* Problem
Return the records, each one exactly as written.

[Data items]
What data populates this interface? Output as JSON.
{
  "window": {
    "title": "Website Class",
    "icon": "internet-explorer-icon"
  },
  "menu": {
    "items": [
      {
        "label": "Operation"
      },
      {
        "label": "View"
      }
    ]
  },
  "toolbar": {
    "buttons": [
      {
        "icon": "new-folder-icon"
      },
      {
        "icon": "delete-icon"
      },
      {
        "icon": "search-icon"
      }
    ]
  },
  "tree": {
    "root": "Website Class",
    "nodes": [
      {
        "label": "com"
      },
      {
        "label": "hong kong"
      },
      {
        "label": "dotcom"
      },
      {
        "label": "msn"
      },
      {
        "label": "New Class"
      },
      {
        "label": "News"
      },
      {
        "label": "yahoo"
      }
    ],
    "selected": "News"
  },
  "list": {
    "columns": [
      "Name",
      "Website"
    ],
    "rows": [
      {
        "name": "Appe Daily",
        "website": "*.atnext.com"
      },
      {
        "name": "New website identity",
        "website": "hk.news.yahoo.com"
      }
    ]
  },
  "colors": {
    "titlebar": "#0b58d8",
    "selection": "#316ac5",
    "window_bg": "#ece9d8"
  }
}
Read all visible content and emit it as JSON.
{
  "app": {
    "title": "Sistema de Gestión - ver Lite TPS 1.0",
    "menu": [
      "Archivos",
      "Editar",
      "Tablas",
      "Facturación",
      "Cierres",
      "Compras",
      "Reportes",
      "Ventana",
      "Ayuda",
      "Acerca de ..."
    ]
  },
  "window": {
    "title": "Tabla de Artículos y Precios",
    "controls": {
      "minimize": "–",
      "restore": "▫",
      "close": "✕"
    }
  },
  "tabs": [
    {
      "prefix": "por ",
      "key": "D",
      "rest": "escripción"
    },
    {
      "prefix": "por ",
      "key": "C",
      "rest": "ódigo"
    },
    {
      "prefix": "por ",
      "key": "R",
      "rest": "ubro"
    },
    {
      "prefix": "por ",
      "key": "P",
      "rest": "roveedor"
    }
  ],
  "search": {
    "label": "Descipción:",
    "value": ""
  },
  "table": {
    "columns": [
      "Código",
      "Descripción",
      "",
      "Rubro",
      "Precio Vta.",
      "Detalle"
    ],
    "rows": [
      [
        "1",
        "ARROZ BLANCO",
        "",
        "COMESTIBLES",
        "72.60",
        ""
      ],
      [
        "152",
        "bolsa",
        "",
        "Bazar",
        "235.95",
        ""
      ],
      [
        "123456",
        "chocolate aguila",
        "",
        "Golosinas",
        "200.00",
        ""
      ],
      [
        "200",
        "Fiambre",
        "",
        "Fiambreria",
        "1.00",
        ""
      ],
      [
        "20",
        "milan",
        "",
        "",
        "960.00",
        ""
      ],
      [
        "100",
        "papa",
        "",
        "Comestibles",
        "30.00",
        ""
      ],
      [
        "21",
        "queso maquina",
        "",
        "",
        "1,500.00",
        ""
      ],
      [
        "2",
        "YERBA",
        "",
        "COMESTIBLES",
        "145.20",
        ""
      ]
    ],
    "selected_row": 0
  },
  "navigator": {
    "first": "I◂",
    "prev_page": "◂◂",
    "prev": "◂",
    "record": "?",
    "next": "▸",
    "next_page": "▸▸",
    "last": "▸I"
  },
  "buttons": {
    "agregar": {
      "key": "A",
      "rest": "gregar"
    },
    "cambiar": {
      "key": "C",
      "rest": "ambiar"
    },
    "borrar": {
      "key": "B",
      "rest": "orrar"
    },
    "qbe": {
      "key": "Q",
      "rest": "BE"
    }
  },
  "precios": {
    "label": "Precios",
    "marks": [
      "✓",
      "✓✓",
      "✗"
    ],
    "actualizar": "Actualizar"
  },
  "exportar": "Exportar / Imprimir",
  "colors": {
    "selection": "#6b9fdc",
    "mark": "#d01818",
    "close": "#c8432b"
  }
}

* Written solution
What data populates this interface? Output as JSON.
{
  "window": {
    "title": "Website Class",
    "icon": "internet-explorer-icon"
  },
  "menu": {
    "items": [
      {
        "label": "Operation"
      },
      {
        "label": "View"
      }
    ]
  },
  "toolbar": {
    "buttons": [
      {
        "icon": "new-folder-icon"
      },
      {
        "icon": "delete-icon"
      },
      {
        "icon": "search-icon"
      }
    ]
  },
  "tree": {
    "root": "Website Class",
    "nodes": [
      {
        "label": "com"
      },
      {
        "label": "hong kong"
      },
      {
        "label": "dotcom"
      },
      {
        "label": "msn"
      },
      {
        "label": "New Class"
      },
      {
        "label": "News"
      },
      {
        "label": "yahoo"
      }
    ],
    "selected": "News"
  },
  "list": {
    "columns": [
      "Name",
      "Website"
    ],
    "rows": [
      {
        "name": "Appe Daily",
        "website": "*.atnext.com"
      },
      {
        "name": "New website identity",
        "website": "hk.news.yahoo.com"
      }
    ]
  },
  "colors": {
    "titlebar": "#0b58d8",
    "selection": "#316ac5",
    "window_bg": "#ece9d8"
  }
}
Read all visible content and emit it as JSON.
{
  "app": {
    "title": "Sistema de Gestión - ver Lite TPS 1.0",
    "menu": [
      "Archivos",
      "Editar",
      "Tablas",
      "Facturación",
      "Cierres",
      "Compras",
      "Reportes",
      "Ventana",
      "Ayuda",
      "Acerca de ..."
    ]
  },
  "window": {
    "title": "Tabla de Artículos y Precios",
    "controls": {
      "minimize": "–",
      "restore": "▫",
      "close": "✕"
    }
  },
  "tabs": [
    {
      "prefix": "por ",
      "key": "D",
      "rest": "escripción"
    },
    {
      "prefix": "por ",
      "key": "C",
      "rest": "ódigo"
    },
    {
      "prefix": "por ",
      "key": "R",
      "rest": "ubro"
    },
    {
      "prefix": "por ",
      "key": "P",
      "rest": "roveedor"
    }
  ],
  "search": {
    "label": "Descipción:",
    "value": ""
  },
  "table": {
    "columns": [
      "Código",
      "Descripción",
      "",
      "Rubro",
      "Precio Vta.",
      "Detalle"
    ],
    "rows": [
      [
        "1",
        "ARROZ BLANCO",
        "",
        "COMESTIBLES",
        "72.60",
        ""
      ],
      [
        "152",
        "bolsa",
        "",
        "Bazar",
        "235.95",
        ""
      ],
      [
        "123456",
        "chocolate aguila",
        "",
        "Golosinas",
        "200.00",
        ""
      ],
      [
        "200",
        "Fiambre",
        "",
        "Fiambreria",
        "1.00",
        ""
      ],
      [
        "20",
        "milan",
        "",
        "",
        "960.00",
        ""
      ],
      [
        "100",
        "papa",
        "",
        "Comestibles",
        "30.00",
        ""
      ],
      [
        "21",
        "queso maquina",
        "",
        "",
        "1,500.00",
        ""
      ],
      [
        "2",
        "YERBA",
        "",
        "COMESTIBLES",
        "145.20",
        ""
      ]
    ],
    "selected_row": 0
  },
  "navigator": {
    "first": "I◂",
    "prev_page": "◂◂",
    "prev": "◂",
    "record": "?",
    "next": "▸",
    "next_page": "▸▸",
    "last": "▸I"
  },
  "buttons": {
    "agregar": {
      "key": "A",
      "rest": "gregar"
    },
    "cambiar": {
      "key": "C",
      "rest": "ambiar"
    },
    "borrar": {
      "key": "B",
      "rest": "orrar"
    },
    "qbe": {
      "key": "Q",
      "rest": "BE"
    }
  },
  "precios": {
    "label": "Precios",
    "marks": [
      "✓",
      "✓✓",
      "✗"
    ],
    "actualizar": "Actualizar"
  },
  "exportar": "Exportar / Imprimir",
  "colors": {
    "selection": "#6b9fdc",
    "mark": "#d01818",
    "close": "#c8432b"
  }
}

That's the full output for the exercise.